**What you have to do**
Exclude the pictures, then copy all remaining records exactly.

## start

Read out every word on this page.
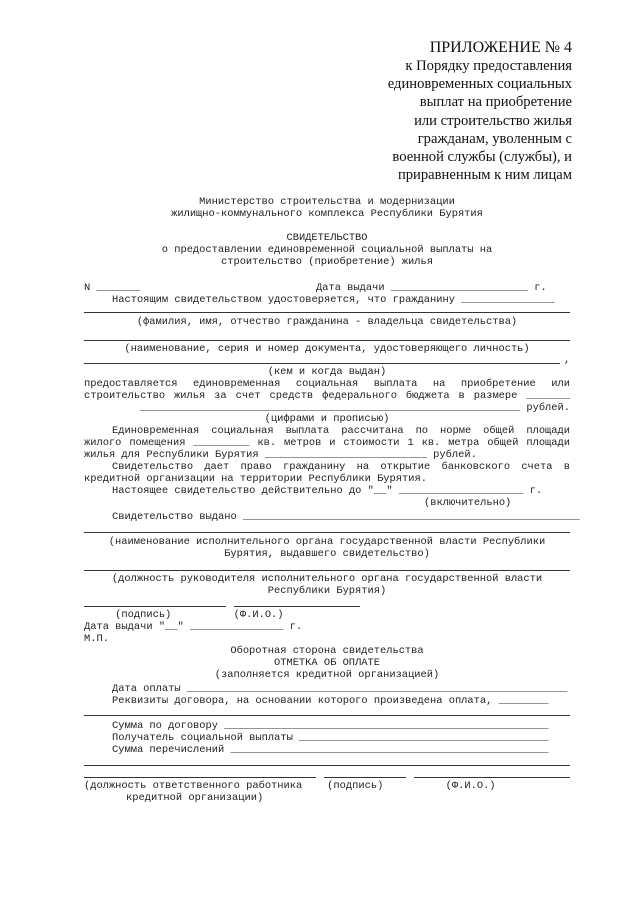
ПРИЛОЖЕНИЕ № 4
к Порядку предоставления
единовременных социальных
выплат на приобретение
или строительство жилья
гражданам, уволенным с
военной службы (службы), и
приравненным к ним лицам
Министерство строительства и модернизации
жилищно-коммунального комплекса Республики Бурятия
СВИДЕТЕЛЬСТВО
о предоставлении единовременной социальной выплаты на
строительство (приобретение) жилья
N _______	Дата выдачи ______________________ г.
Настоящим свидетельством удостоверяется, что гражданину _______________
(фамилия, имя, отчество гражданина - владельца свидетельства)
(наименование, серия и номер документа, удостоверяющего личность)
,
(кем и когда выдан)
предоставляется единовременная социальная выплата на приобретение или
строительство жилья за счет средств федерального бюджета в размере _______
_____________________________________________________________ рублей.
(цифрами и прописью)
Единовременная социальная выплата рассчитана по норме общей площади
жилого помещения _________ кв. метров и стоимости 1 кв. метра общей площади
жилья для Республики Бурятия __________________________ рублей.
Свидетельство дает право гражданину на открытие банковского счета в
кредитной организации на территории Республики Бурятия.
Настоящее свидетельство действительно до "__" ____________________ г.
(включительно)
Свидетельство выдано ______________________________________________________
(наименование исполнительного органа государственной власти Республики
Бурятия, выдавшего свидетельство)
(должность руководителя исполнительного органа государственной власти
Республики Бурятия)
(подпись)          (Ф.И.О.)
Дата выдачи "__" _______________ г.
М.П.
Оборотная сторона свидетельства
ОТМЕТКА ОБ ОПЛАТЕ
(заполняется кредитной организацией)
Дата оплаты _____________________________________________________________
Реквизиты договора, на основании которого произведена оплата, ________
Сумма по договору ____________________________________________________
Получатель социальной выплаты ________________________________________
Сумма перечислений ___________________________________________________
(должность ответственного работника    (подпись)          (Ф.И.О.)
кредитной организации)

## end

**The reply**
Read out every word on this page.
ПРИЛОЖЕНИЕ № 4
к Порядку предоставления
единовременных социальных
выплат на приобретение
или строительство жилья
гражданам, уволенным с
военной службы (службы), и
приравненным к ним лицам
Министерство строительства и модернизации
жилищно-коммунального комплекса Республики Бурятия
СВИДЕТЕЛЬСТВО
о предоставлении единовременной социальной выплаты на
строительство (приобретение) жилья
N _______	Дата выдачи ______________________ г.
Настоящим свидетельством удостоверяется, что гражданину _______________
(фамилия, имя, отчество гражданина - владельца свидетельства)
(наименование, серия и номер документа, удостоверяющего личность)
,
(кем и когда выдан)
предоставляется единовременная социальная выплата на приобретение или
строительство жилья за счет средств федерального бюджета в размере _______
_____________________________________________________________ рублей.
(цифрами и прописью)
Единовременная социальная выплата рассчитана по норме общей площади
жилого помещения _________ кв. метров и стоимости 1 кв. метра общей площади
жилья для Республики Бурятия __________________________ рублей.
Свидетельство дает право гражданину на открытие банковского счета в
кредитной организации на территории Республики Бурятия.
Настоящее свидетельство действительно до "__" ____________________ г.
(включительно)
Свидетельство выдано ______________________________________________________
(наименование исполнительного органа государственной власти Республики
Бурятия, выдавшего свидетельство)
(должность руководителя исполнительного органа государственной власти
Республики Бурятия)
(подпись)          (Ф.И.О.)
Дата выдачи "__" _______________ г.
М.П.
Оборотная сторона свидетельства
ОТМЕТКА ОБ ОПЛАТЕ
(заполняется кредитной организацией)
Дата оплаты _____________________________________________________________
Реквизиты договора, на основании которого произведена оплата, ________
Сумма по договору ____________________________________________________
Получатель социальной выплаты ________________________________________
Сумма перечислений ___________________________________________________
(должность ответственного работника    (подпись)          (Ф.И.О.)
кредитной организации)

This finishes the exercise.